Return a copy of every line in the records that includes the word "Output".
-- START Data to process --
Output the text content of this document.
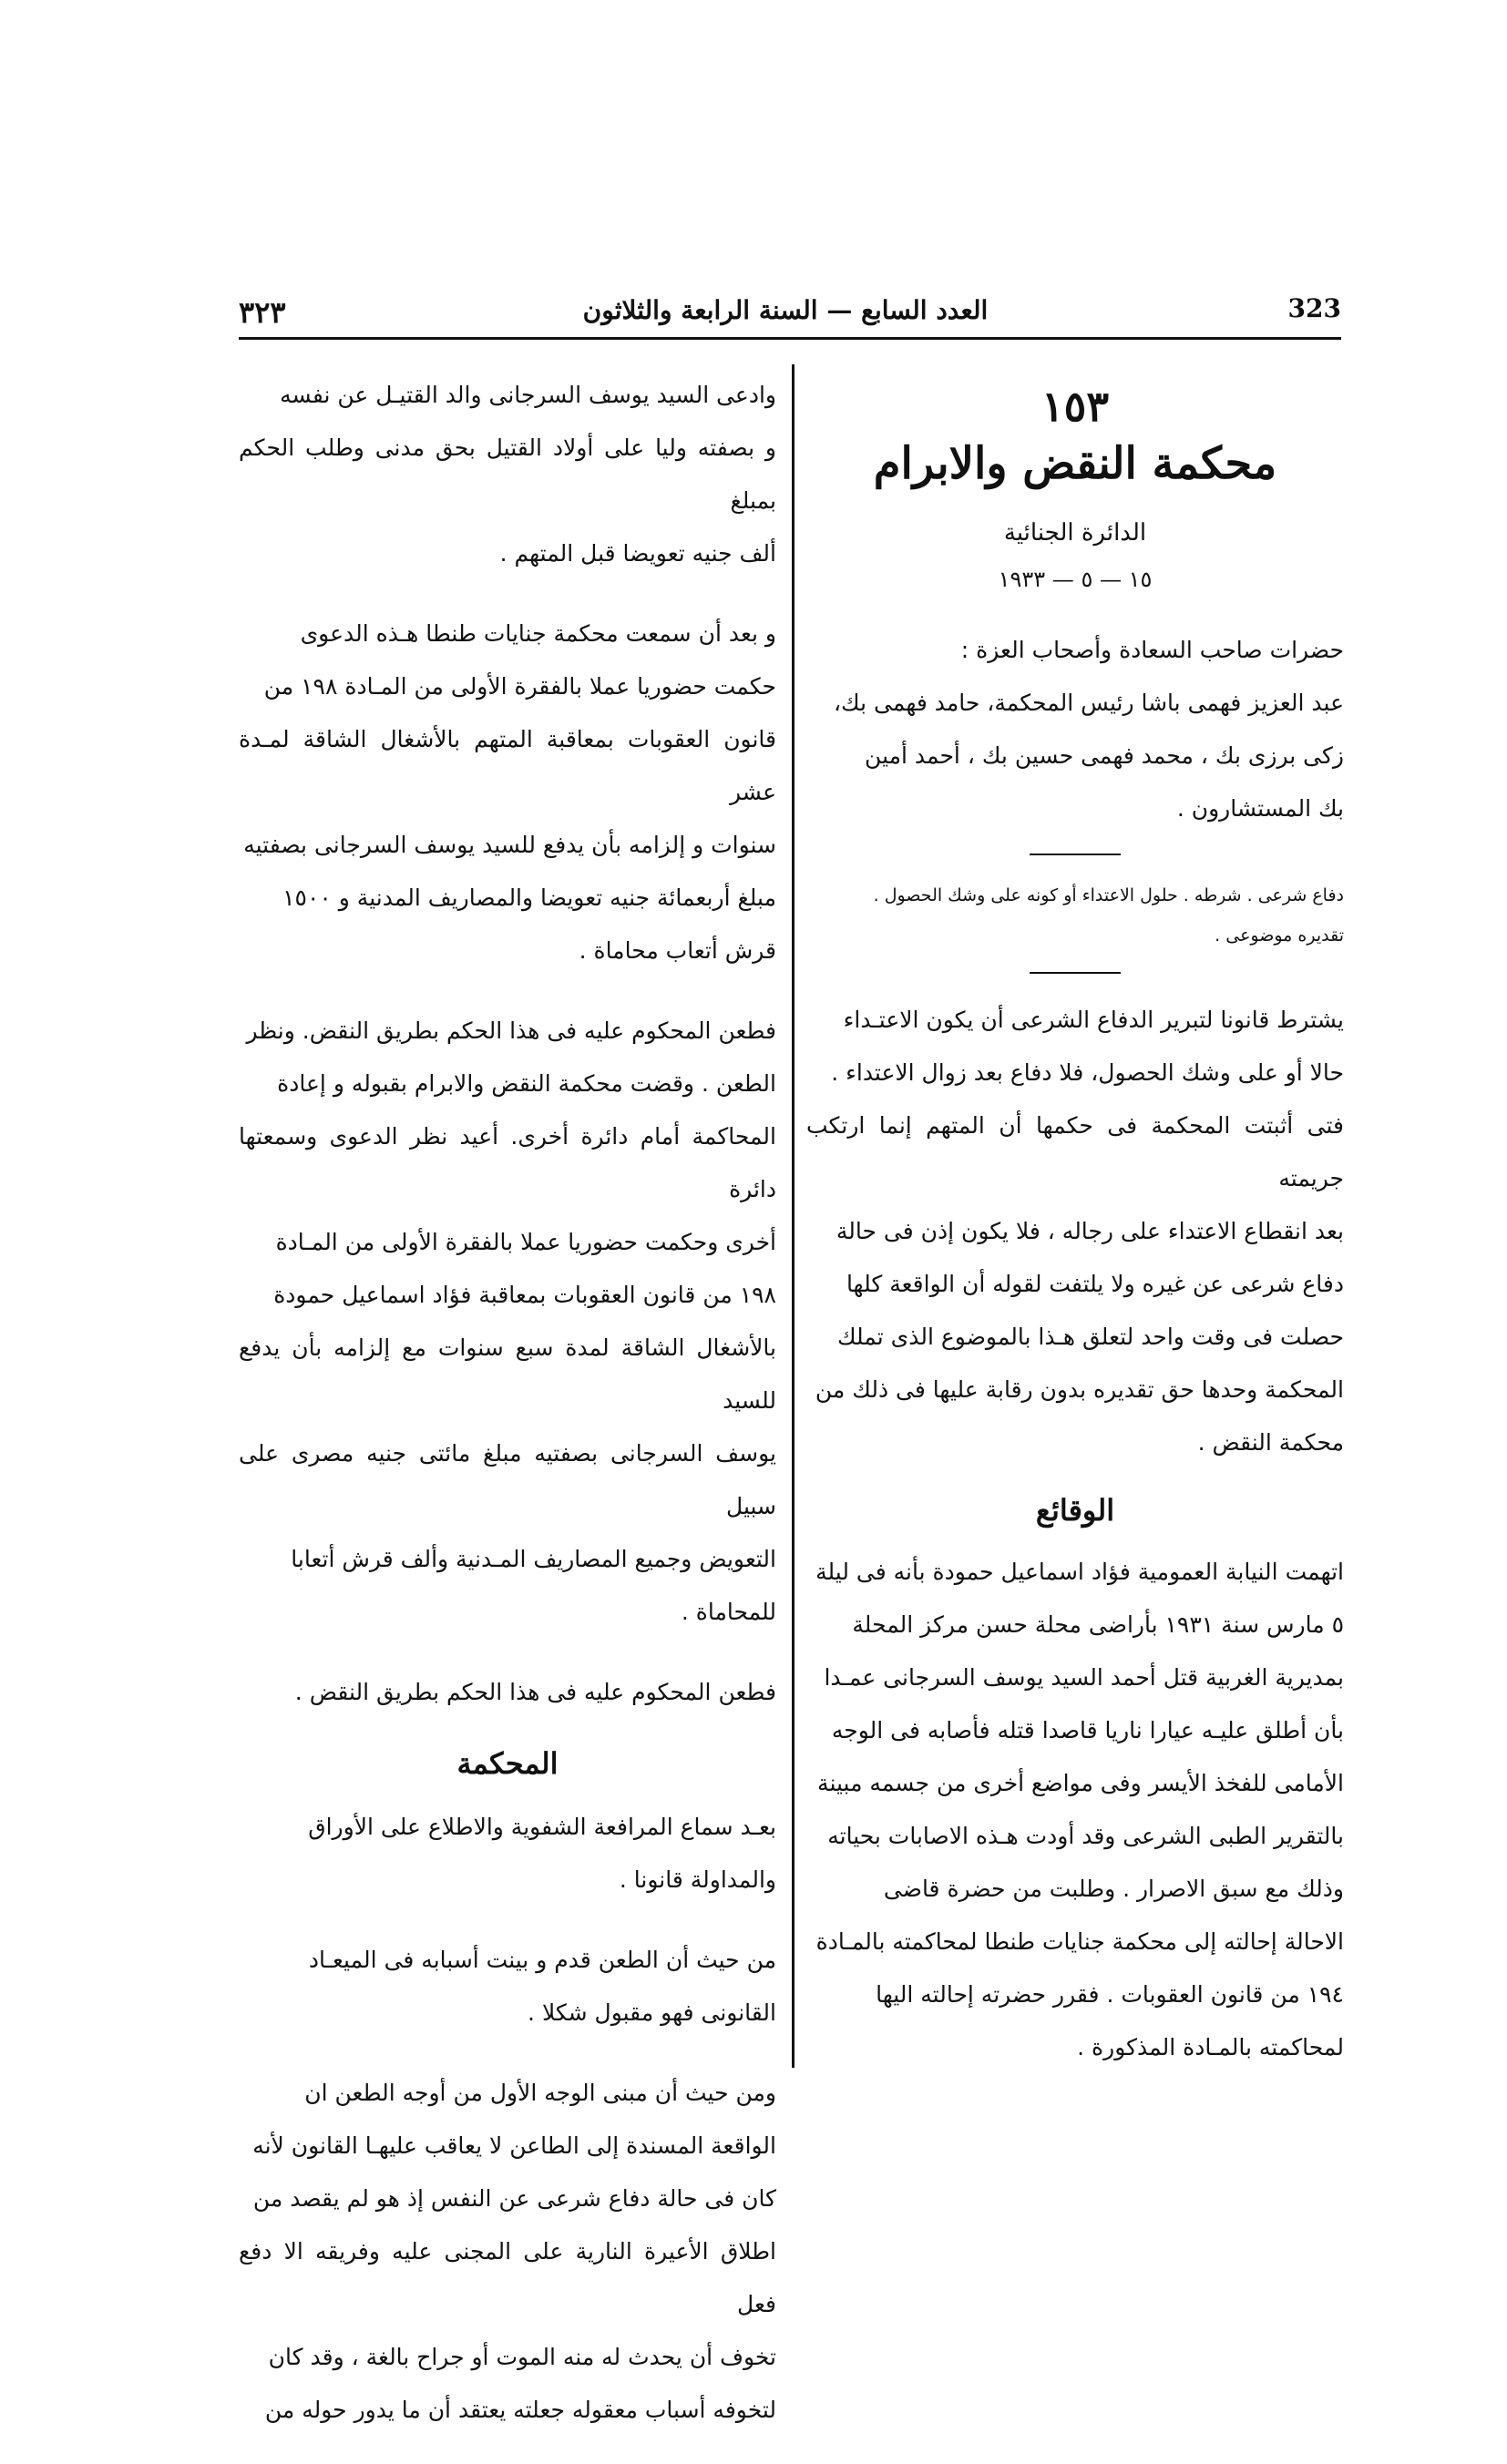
٣٢٣	العدد السابع — السنة الرابعة والثلاثون	323
١٥٣
محكمة النقض والابرام
الدائرة الجنائية
١٥ — ٥ — ١٩٣٣
حضرات صاحب السعادة وأصحاب العزة :
عبد العزيز فهمى باشا رئيس المحكمة، حامد فهمى بك،
زكى برزى بك ، محمد فهمى حسين بك ، أحمد أمين
بك المستشارون .
دفاع شرعى . شرطه . حلول الاعتداء أو كونه على وشك الحصول .
تقديره موضوعى .
يشترط قانونا لتبرير الدفاع الشرعى أن يكون الاعتـداء
حالا أو على وشك الحصول، فلا دفاع بعد زوال الاعتداء .
فتى أثبتت المحكمة فى حكمها أن المتهم إنما ارتكب جريمته
بعد انقطاع الاعتداء على رجاله ، فلا يكون إذن فى حالة
دفاع شرعى عن غيره ولا يلتفت لقوله أن الواقعة كلها
حصلت فى وقت واحد لتعلق هـذا بالموضوع الذى تملك
المحكمة وحدها حق تقديره بدون رقابة عليها فى ذلك من
محكمة النقض .
الوقائع
اتهمت النيابة العمومية فؤاد اسماعيل حمودة بأنه فى ليلة
٥ مارس سنة ١٩٣١ بأراضى محلة حسن مركز المحلة
بمديرية الغربية قتل أحمد السيد يوسف السرجانى عمـدا
بأن أطلق عليـه عيارا ناريا قاصدا قتله فأصابه فى الوجه
الأمامى للفخذ الأيسر وفى مواضع أخرى من جسمه مبينة
بالتقرير الطبى الشرعى وقد أودت هـذه الاصابات بحياته
وذلك مع سبق الاصرار . وطلبت من حضرة قاضى
الاحالة إحالته إلى محكمة جنايات طنطا لمحاكمته بالمـادة
١٩٤ من قانون العقوبات . فقرر حضرته إحالته اليها
لمحاكمته بالمـادة المذكورة .
وادعى السيد يوسف السرجانى والد القتيـل عن نفسه
و بصفته وليا على أولاد القتيل بحق مدنى وطلب الحكم بمبلغ
ألف جنيه تعويضا قبل المتهم .
و بعد أن سمعت محكمة جنايات طنطا هـذه الدعوى
حكمت حضوريا عملا بالفقرة الأولى من المـادة ١٩٨ من
قانون العقوبات بمعاقبة المتهم بالأشغال الشاقة لمـدة عشر
سنوات و إلزامه بأن يدفع للسيد يوسف السرجانى بصفتيه
مبلغ أربعمائة جنيه تعويضا والمصاريف المدنية و ١٥٠٠
قرش أتعاب محاماة .
فطعن المحكوم عليه فى هذا الحكم بطريق النقض. ونظر
الطعن . وقضت محكمة النقض والابرام بقبوله و إعادة
المحاكمة أمام دائرة أخرى. أعيد نظر الدعوى وسمعتها دائرة
أخرى وحكمت حضوريا عملا بالفقرة الأولى من المـادة
١٩٨ من قانون العقوبات بمعاقبة فؤاد اسماعيل حمودة
بالأشغال الشاقة لمدة سبع سنوات مع إلزامه بأن يدفع للسيد
يوسف السرجانى بصفتيه مبلغ مائتى جنيه مصرى على سبيل
التعويض وجميع المصاريف المـدنية وألف قرش أتعابا
للمحاماة .
فطعن المحكوم عليه فى هذا الحكم بطريق النقض .
المحكمة
بعـد سماع المرافعة الشفوية والاطلاع على الأوراق
والمداولة قانونا .
من حيث أن الطعن قدم و بينت أسبابه فى الميعـاد
القانونى فهو مقبول شكلا .
ومن حيث أن مبنى الوجه الأول من أوجه الطعن ان
الواقعة المسندة إلى الطاعن لا يعاقب عليهـا القانون لأنه
كان فى حالة دفاع شرعى عن النفس إذ هو لم يقصد من
اطلاق الأعيرة النارية على المجنى عليه وفريقه الا دفع فعل
تخوف أن يحدث له منه الموت أو جراح بالغة ، وقد كان
لتخوفه أسباب معقوله جعلته يعتقد أن ما يدور حوله من
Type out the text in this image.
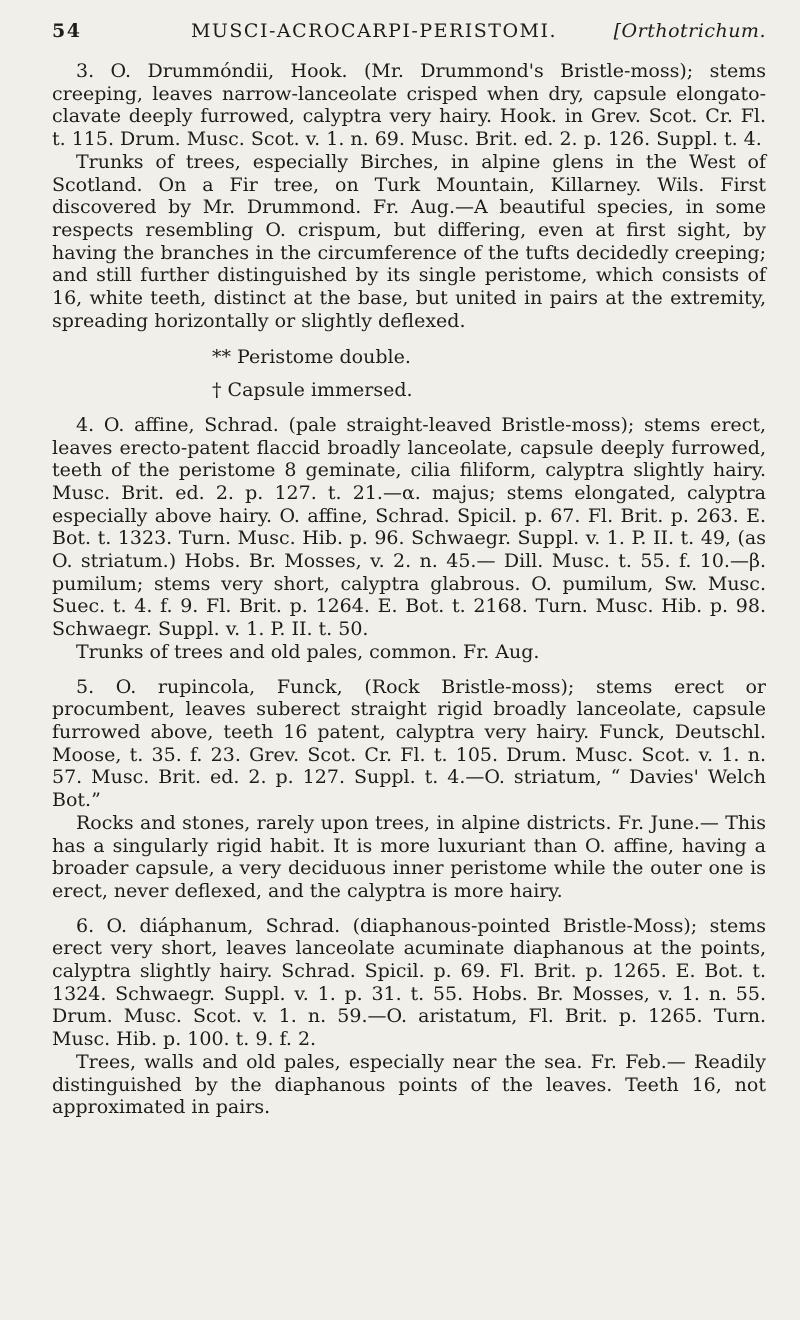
54	MUSCI-ACROCARPI-PERISTOMI.	[Orthotrichum.

3. O. Drummóndii, Hook. (Mr. Drummond's Bristle-moss); stems creeping, leaves narrow-lanceolate crisped when dry, capsule elongato-clavate deeply furrowed, calyptra very hairy. Hook. in Grev. Scot. Cr. Fl. t. 115. Drum. Musc. Scot. v. 1. n. 69. Musc. Brit. ed. 2. p. 126. Suppl. t. 4.

Trunks of trees, especially Birches, in alpine glens in the West of Scotland. On a Fir tree, on Turk Mountain, Killarney. Wils. First discovered by Mr. Drummond. Fr. Aug.—A beautiful species, in some respects resembling O. crispum, but differing, even at first sight, by having the branches in the circumference of the tufts decidedly creeping; and still further distinguished by its single peristome, which consists of 16, white teeth, distinct at the base, but united in pairs at the extremity, spreading horizontally or slightly deflexed.

** Peristome double.

† Capsule immersed.

4. O. affine, Schrad. (pale straight-leaved Bristle-moss); stems erect, leaves erecto-patent flaccid broadly lanceolate, capsule deeply furrowed, teeth of the peristome 8 geminate, cilia filiform, calyptra slightly hairy. Musc. Brit. ed. 2. p. 127. t. 21.—α. majus; stems elongated, calyptra especially above hairy. O. affine, Schrad. Spicil. p. 67. Fl. Brit. p. 263. E. Bot. t. 1323. Turn. Musc. Hib. p. 96. Schwaegr. Suppl. v. 1. P. II. t. 49, (as O. striatum.) Hobs. Br. Mosses, v. 2. n. 45.— Dill. Musc. t. 55. f. 10.—β. pumilum; stems very short, calyptra glabrous. O. pumilum, Sw. Musc. Suec. t. 4. f. 9. Fl. Brit. p. 1264. E. Bot. t. 2168. Turn. Musc. Hib. p. 98. Schwaegr. Suppl. v. 1. P. II. t. 50.

Trunks of trees and old pales, common. Fr. Aug.

5. O. rupincola, Funck, (Rock Bristle-moss); stems erect or procumbent, leaves suberect straight rigid broadly lanceolate, capsule furrowed above, teeth 16 patent, calyptra very hairy. Funck, Deutschl. Moose, t. 35. f. 23. Grev. Scot. Cr. Fl. t. 105. Drum. Musc. Scot. v. 1. n. 57. Musc. Brit. ed. 2. p. 127. Suppl. t. 4.—O. striatum, “ Davies' Welch Bot.”

Rocks and stones, rarely upon trees, in alpine districts. Fr. June.— This has a singularly rigid habit. It is more luxuriant than O. affine, having a broader capsule, a very deciduous inner peristome while the outer one is erect, never deflexed, and the calyptra is more hairy.

6. O. diáphanum, Schrad. (diaphanous-pointed Bristle-Moss); stems erect very short, leaves lanceolate acuminate diaphanous at the points, calyptra slightly hairy. Schrad. Spicil. p. 69. Fl. Brit. p. 1265. E. Bot. t. 1324. Schwaegr. Suppl. v. 1. p. 31. t. 55. Hobs. Br. Mosses, v. 1. n. 55. Drum. Musc. Scot. v. 1. n. 59.—O. aristatum, Fl. Brit. p. 1265. Turn. Musc. Hib. p. 100. t. 9. f. 2.

Trees, walls and old pales, especially near the sea. Fr. Feb.— Readily distinguished by the diaphanous points of the leaves. Teeth 16, not approximated in pairs.
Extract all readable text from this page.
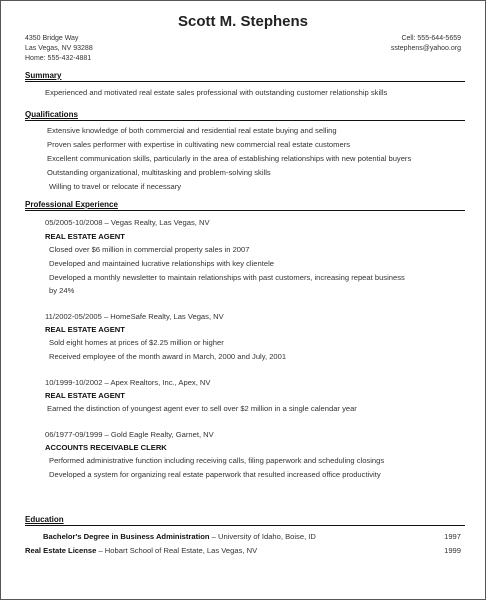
Scott M. Stephens
4350 Bridge Way
Las Vegas, NV 93288
Home: 555-432-4881
Cell: 555-644-5659
sstephens@yahoo.org
Summary
Experienced and motivated real estate sales professional with outstanding customer relationship skills
Qualifications
Extensive knowledge of both commercial and residential real estate buying and selling
Proven sales performer with expertise in cultivating new commercial real estate customers
Excellent communication skills, particularly in the area of establishing relationships with new potential buyers
Outstanding organizational, multitasking and problem-solving skills
Willing to travel or relocate if necessary
Professional Experience
05/2005-10/2008 – Vegas Realty, Las Vegas, NV
REAL ESTATE AGENT
Closed over $6 million in commercial property sales in 2007
Developed and maintained lucrative relationships with key clientele
Developed a monthly newsletter to maintain relationships with past customers, increasing repeat business
by 24%
11/2002-05/2005 – HomeSafe Realty, Las Vegas, NV
REAL ESTATE AGENT
Sold eight homes at prices of $2.25 million or higher
Received employee of the month award in March, 2000 and July, 2001
10/1999-10/2002 – Apex Realtors, Inc., Apex, NV
REAL ESTATE AGENT
Earned the distinction of youngest agent ever to sell over $2 million in a single calendar year
06/1977-09/1999 – Gold Eagle Realty, Garnet, NV
ACCOUNTS RECEIVABLE CLERK
Performed administrative function including receiving calls, filing paperwork and scheduling closings
Developed a system for organizing real estate paperwork that resulted increased office productivity
Education
Bachelor's Degree in Business Administration – University of Idaho, Boise, ID	1997
Real Estate License – Hobart School of Real Estate, Las Vegas, NV	1999
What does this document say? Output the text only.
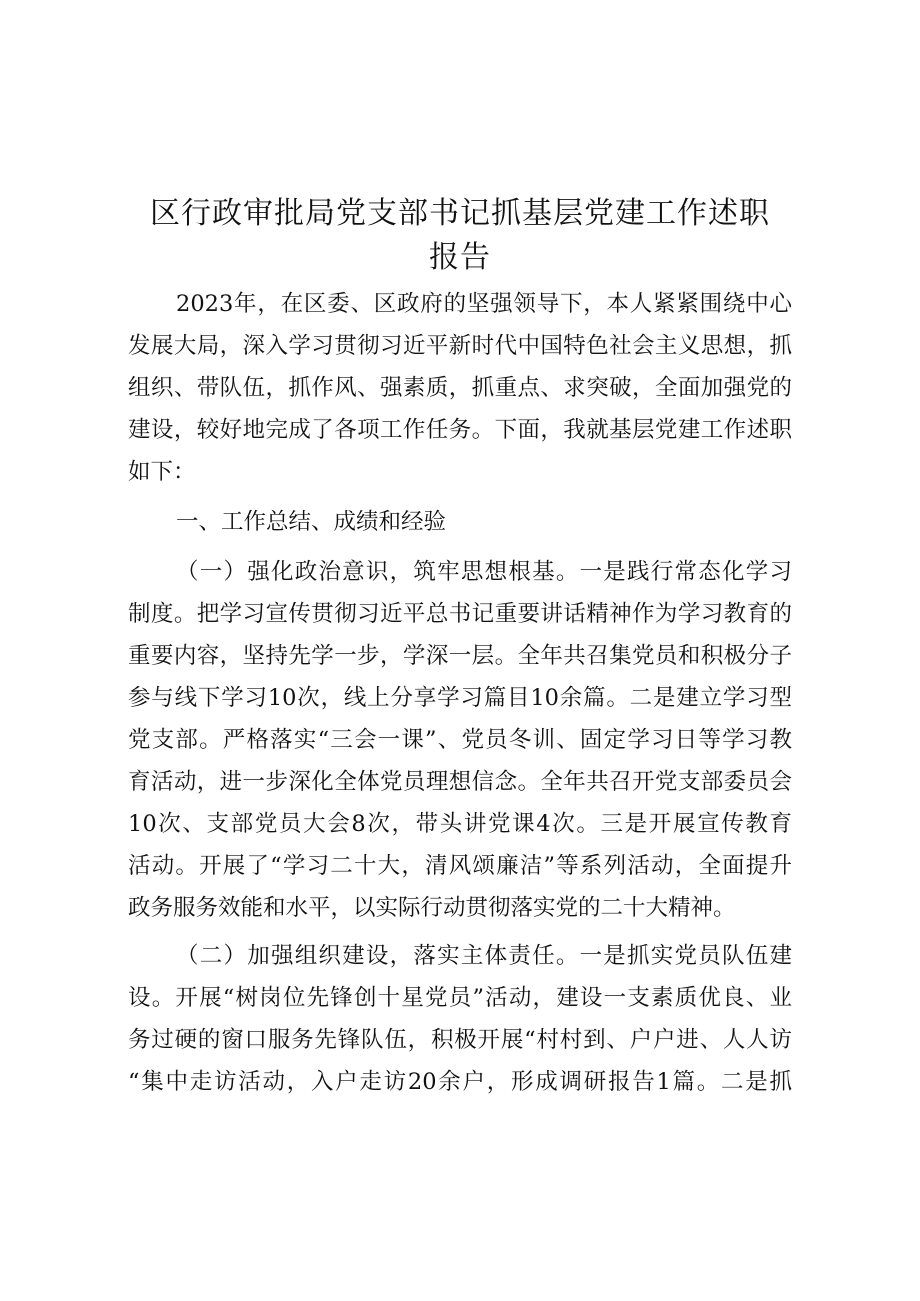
区行政审批局党支部书记抓基层党建工作述职
报告
2023年，在区委、区政府的坚强领导下，本人紧紧围绕中心
发展大局，深入学习贯彻习近平新时代中国特色社会主义思想，抓
组织、带队伍，抓作风、强素质，抓重点、求突破，全面加强党的
建设，较好地完成了各项工作任务。下面，我就基层党建工作述职
如下：
一、工作总结、成绩和经验
（一）强化政治意识，筑牢思想根基。一是践行常态化学习
制度。把学习宣传贯彻习近平总书记重要讲话精神作为学习教育的
重要内容，坚持先学一步，学深一层。全年共召集党员和积极分子
参与线下学习10次，线上分享学习篇目10余篇。二是建立学习型
党支部。严格落实“三会一课”、党员冬训、固定学习日等学习教
育活动，进一步深化全体党员理想信念。全年共召开党支部委员会
10次、支部党员大会8次，带头讲党课4次。三是开展宣传教育
活动。开展了“学习二十大，清风颂廉洁”等系列活动，全面提升
政务服务效能和水平，以实际行动贯彻落实党的二十大精神。
（二）加强组织建设，落实主体责任。一是抓实党员队伍建
设。开展“树岗位先锋创十星党员”活动，建设一支素质优良、业
务过硬的窗口服务先锋队伍，积极开展“村村到、户户进、人人访
“集中走访活动，入户走访20余户，形成调研报告1篇。二是抓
-- END Data to process --
Complete response
Output the text content of this document.
What does this document say? Output the text only.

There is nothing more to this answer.